Document extract Start Marker

Telescope Peak

Once again we meet.
How many more times?
A score? None?
None can say the future
save that the sun will
expire in as many days
as it has yet counted.
With your peak that
oversees the valley,
that summit which
drew me to its cold embrace,
your flattest of all places
on Earth.
Your terrible heart which
repels all but the few.
You call me back again and again.

At 29,029 feet above sea level, Mt. Everest gets most of the votes for highest mountain on Earth. And rightly so – that elevation is higher than any other referenced to mean sea level. But is height above sea level the only way to describe the height of a mountain? Of course not, you say. Everyone knows that Mauna Kea in Hawaii is the tallest if you measure from the base of the mountain to the summit. Again, quite right.

But there are other measures, such as the furthest from the center of the Earth. Chimborazo in Ecuador takes that honor, even though its height of 20,703 feet above sea level falls considerably short of Everest’s. Is that it? No.

Consider how a human perceives height. We look at a tall thing and judge how high it is from where we’re standing. You can’t see Mauna Kea’s full height, not even close. You’d have to drain the Pacific Ocean to do that. Similarly, where can you gaze at Mt. Everest and view its full vertical majesty? You can’t. You can stand at base camp and look up from 17,598 feet to the summit, a delta of about 11,431 feet. There’s no arguing how impressive that must be but it isn’t Everest’s full measure. Thing is, you don’t need to trek to Nepal to stand and look up to the summit of a tall mountain.

Document extract End Marker

• **Tasks for this exercise**:
1: List every mountain named in the prose paragraphs of the Telescope Peak text, after the poem.
2: Summarize the Telescope Peak text in three sentences.

Data provided Start Marker

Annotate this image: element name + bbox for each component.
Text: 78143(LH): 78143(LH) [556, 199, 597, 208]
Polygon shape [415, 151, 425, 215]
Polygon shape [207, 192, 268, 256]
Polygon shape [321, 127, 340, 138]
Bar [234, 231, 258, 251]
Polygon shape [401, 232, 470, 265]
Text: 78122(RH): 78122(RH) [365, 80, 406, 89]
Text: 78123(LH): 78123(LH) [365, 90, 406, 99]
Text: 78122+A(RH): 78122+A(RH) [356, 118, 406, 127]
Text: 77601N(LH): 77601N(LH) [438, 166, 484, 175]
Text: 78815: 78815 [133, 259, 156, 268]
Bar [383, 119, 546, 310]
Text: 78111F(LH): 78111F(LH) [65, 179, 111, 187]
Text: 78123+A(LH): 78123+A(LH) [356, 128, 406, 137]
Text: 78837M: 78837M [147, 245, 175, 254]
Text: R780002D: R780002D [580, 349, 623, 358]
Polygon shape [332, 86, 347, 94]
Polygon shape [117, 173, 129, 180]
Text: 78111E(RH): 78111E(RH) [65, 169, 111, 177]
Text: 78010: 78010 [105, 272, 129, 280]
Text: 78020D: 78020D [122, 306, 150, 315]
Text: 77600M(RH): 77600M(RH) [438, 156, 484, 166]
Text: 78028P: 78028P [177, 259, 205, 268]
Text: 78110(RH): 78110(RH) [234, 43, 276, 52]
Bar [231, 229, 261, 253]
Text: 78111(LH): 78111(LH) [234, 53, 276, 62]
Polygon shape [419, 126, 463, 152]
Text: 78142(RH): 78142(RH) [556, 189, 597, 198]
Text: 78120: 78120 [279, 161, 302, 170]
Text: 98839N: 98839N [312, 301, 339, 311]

Data provided End Marker

• **Solved problems**:
1: Mt. Everest, Mauna Kea, Chimborazo

2: A short poem addresses a summit that overlooks a valley and repeatedly calls the speaker back. The prose that follows notes that Mt. Everest is the highest mountain above sea level, Mauna Kea is the tallest from base to summit, and Chimborazo is the furthest from the center of the Earth. It then considers height as a person perceives it from where they stand, pointing out that even from Everest's base camp one sees only about 11,431 feet of the mountain.